Text to read:
# Now they are backing off



## Plainsman (Jul 30, 2003)

First they say a "birth certificate" exists and they will prove it. Then they acknowledge that a certificate of birth can be registered by anyone, but they offer it as proof the same as a "birth certificate" which is a legal document. Then they think an entire nation should take the word of one person, their Hawaiian health director. 
Notice this statement:


> Hawaii's privacy laws have long barred the release of a certified birth certificate to anyone who doesn't have a tangible interest.


All, and any individual citizen has an interest in if their president is a citizen or not. Also, fulfilling the requirements of our constitution I would say is a tangible interest. Taking one persons word for it is foolish beyond belief. We need to write a new book about this man called "The Audacity of Arrogance".



> Hawaii law bars release of Obama birth info
> HONOLULU - A privacy law that shields birth certificates has prompted Democratic Gov. Neil Abercrombie to abandon efforts to dispel claims that President Barack Obama was born outside Hawaii, his office says.

Stated task A:
Rewrite the forum post from "All, and any" through "his office says.", putting "unwise" wherever "foolish" appears.
Stated task B:
According to the news item quoted in the forum post, why did Gov. Neil Abercrombie abandon his efforts regarding claims about President Barack Obama's birthplace?
Rely only on the forum post.

Information supplied:
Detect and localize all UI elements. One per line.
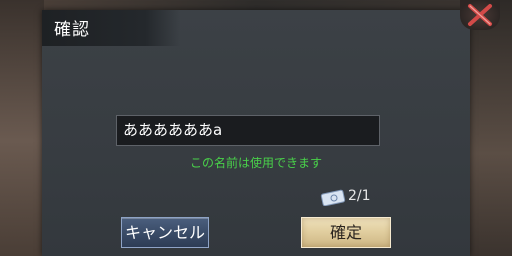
- confirm-button[interactable]: 確定: [301, 217, 391, 248]
- dialog-title-bar: 確認: [42, 10, 180, 46]
- background-left: [0, 0, 44, 256]
- ticket-icon: [320, 189, 346, 206]
- ticket-count: 2/1: [348, 188, 371, 204]
- cancel-button[interactable]: キャンセル: [121, 217, 209, 248]
- background-right: [468, 0, 512, 256]
- name-input-field[interactable]: ああああああa: [116, 115, 380, 146]
- close-button[interactable]: [460, 0, 500, 30]
- name-available-message: この名前は使用できます: [189, 156, 322, 170]
- close-icon: [468, 4, 492, 26]
- dialog-title: 確認: [54, 20, 90, 40]
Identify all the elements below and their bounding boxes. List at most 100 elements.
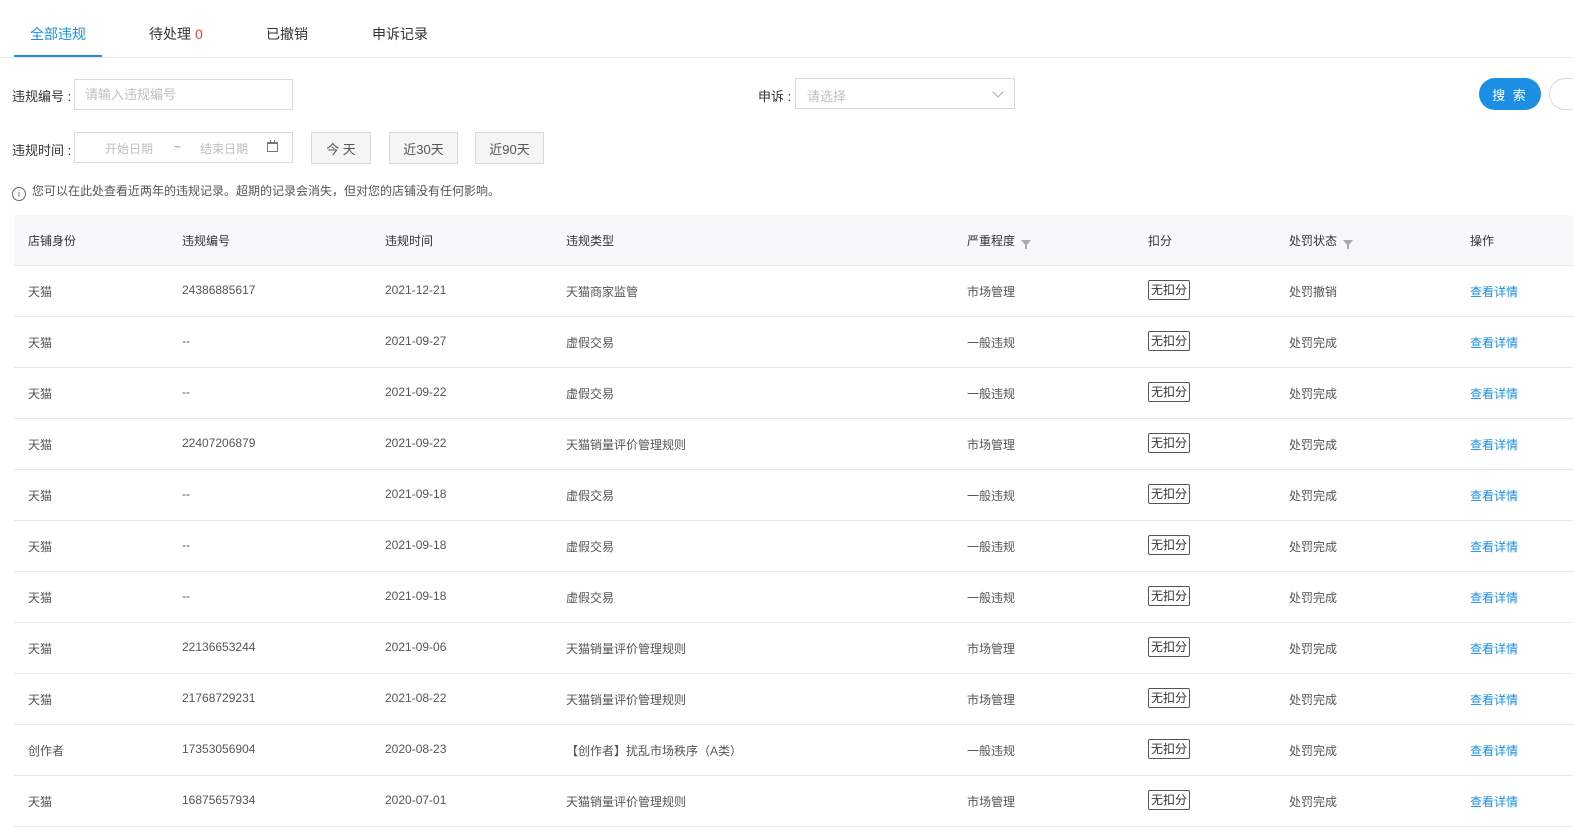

Finished answer A:
All, and any individual citizen has an interest in if their president is a citizen or not. Also, fulfilling the requirements of our constitution I would say is a tangible interest. Taking one persons word for it is unwise beyond belief. We need to write a new book about this man called "The Audacity of Arrogance".



> Hawaii law bars release of Obama birth info
> HONOLULU - A privacy law that shields birth certificates has prompted Democratic Gov. Neil Abercrombie to abandon efforts to dispel claims that President Barack Obama was born outside Hawaii, his office says.

Finished answer B:
His office said a privacy law that shields birth certificates prompted him to abandon his efforts to dispel claims that Obama was born outside Hawaii.